▸ WHAT THE TASK REQUIRES
Go through the lines below. Copy those with "производственной".

====== RECORDS TO PROCESS

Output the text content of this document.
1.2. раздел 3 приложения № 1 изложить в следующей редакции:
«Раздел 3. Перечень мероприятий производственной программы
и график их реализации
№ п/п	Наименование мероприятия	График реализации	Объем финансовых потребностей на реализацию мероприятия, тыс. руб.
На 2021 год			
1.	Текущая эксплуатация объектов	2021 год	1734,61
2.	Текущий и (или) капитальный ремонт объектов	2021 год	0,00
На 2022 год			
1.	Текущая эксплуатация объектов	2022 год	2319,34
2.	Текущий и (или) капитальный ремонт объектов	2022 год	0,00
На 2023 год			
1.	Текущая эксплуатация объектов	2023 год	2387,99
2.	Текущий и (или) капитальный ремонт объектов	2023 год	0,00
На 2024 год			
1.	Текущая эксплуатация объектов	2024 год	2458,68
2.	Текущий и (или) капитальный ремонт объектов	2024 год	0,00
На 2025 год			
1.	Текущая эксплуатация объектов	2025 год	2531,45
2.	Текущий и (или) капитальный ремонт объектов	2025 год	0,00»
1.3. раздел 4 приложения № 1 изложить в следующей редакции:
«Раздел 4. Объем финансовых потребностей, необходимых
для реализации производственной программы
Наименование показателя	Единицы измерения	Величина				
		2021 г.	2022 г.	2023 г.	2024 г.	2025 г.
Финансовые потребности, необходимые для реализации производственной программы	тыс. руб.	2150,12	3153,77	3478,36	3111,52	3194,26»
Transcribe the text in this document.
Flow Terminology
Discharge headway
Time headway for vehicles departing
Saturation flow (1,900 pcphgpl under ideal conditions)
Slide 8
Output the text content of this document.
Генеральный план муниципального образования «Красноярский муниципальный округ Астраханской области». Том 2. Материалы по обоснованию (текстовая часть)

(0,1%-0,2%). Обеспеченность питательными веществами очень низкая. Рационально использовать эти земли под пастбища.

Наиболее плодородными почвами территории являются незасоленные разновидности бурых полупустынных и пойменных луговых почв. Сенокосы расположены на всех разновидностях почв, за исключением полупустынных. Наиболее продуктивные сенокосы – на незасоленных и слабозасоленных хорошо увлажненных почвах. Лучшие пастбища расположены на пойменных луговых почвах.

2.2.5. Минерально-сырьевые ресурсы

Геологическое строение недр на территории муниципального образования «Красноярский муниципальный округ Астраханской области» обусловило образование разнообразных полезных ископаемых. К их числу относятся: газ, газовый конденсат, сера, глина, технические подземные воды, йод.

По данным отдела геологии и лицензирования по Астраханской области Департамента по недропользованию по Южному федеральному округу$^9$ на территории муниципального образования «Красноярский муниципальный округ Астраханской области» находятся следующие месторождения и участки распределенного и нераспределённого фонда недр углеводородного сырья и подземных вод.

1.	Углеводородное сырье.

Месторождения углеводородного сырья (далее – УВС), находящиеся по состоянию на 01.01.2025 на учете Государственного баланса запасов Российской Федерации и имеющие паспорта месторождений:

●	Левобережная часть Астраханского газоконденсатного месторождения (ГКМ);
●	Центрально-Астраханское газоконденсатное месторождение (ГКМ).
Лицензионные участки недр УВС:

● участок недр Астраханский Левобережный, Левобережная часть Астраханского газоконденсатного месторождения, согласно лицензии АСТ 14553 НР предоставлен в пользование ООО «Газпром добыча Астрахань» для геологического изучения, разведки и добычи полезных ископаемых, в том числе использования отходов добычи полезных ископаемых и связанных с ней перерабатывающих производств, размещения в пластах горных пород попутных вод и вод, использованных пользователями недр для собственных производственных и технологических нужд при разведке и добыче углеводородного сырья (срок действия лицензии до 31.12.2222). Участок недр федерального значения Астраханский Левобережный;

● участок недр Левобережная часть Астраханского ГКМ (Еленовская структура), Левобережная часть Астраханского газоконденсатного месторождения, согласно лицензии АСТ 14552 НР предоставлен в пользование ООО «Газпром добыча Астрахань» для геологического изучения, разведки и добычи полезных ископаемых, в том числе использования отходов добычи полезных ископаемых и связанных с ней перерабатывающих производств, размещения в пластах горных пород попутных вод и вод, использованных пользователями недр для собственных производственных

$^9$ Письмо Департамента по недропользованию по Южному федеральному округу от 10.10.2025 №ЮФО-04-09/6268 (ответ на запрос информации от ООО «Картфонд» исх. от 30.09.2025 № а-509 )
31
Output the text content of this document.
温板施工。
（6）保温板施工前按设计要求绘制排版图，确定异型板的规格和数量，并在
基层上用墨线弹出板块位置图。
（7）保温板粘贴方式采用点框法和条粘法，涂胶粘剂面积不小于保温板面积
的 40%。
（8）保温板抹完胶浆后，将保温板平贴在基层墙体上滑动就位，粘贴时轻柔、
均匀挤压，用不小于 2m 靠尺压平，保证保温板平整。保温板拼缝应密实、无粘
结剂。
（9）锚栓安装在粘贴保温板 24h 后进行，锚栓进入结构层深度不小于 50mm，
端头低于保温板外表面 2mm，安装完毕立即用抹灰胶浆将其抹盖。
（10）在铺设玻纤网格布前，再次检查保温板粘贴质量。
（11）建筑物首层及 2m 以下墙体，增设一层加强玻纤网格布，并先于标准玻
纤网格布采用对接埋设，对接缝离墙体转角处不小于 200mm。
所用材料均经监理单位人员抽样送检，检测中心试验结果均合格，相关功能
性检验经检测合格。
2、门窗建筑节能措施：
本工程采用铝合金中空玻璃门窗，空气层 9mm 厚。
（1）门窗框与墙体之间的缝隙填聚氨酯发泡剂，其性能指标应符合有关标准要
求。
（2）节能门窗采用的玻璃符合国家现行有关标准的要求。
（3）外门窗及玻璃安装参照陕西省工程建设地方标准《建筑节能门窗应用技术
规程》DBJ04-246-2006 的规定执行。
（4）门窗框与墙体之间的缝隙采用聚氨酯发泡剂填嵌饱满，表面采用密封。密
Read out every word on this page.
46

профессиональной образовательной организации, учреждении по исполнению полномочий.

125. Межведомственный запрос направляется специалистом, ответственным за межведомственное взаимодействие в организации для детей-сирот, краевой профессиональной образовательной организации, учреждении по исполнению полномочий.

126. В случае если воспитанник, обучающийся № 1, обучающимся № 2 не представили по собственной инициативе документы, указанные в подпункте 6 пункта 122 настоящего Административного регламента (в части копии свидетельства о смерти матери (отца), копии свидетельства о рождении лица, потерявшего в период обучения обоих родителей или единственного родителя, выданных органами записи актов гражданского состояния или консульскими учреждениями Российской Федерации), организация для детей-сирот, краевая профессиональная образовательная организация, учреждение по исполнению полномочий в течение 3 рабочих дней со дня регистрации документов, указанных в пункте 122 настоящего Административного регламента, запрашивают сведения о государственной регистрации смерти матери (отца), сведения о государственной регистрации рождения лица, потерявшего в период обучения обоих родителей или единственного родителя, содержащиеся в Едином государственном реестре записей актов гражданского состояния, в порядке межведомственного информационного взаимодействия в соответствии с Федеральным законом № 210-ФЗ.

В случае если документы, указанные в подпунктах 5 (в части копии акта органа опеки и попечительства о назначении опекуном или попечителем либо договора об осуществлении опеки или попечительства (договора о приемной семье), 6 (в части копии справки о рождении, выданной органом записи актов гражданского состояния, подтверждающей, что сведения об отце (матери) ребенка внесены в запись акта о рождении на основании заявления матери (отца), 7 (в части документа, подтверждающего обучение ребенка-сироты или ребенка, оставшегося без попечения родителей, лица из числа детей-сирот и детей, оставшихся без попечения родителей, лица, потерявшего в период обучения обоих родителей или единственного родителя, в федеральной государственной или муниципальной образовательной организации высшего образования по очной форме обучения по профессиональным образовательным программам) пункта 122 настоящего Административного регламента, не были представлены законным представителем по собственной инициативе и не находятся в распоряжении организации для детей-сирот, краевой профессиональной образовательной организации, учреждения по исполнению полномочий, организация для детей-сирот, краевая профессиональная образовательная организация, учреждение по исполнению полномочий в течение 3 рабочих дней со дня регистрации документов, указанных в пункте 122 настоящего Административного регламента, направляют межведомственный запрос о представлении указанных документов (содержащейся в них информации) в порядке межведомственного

============

▸ SOLVED EXERCISE
«Раздел 3. Перечень мероприятий производственной программы
для реализации производственной программы
Финансовые потребности, необходимые для реализации производственной программы	тыс. руб.	2150,12	3153,77	3478,36	3111,52	3194,26»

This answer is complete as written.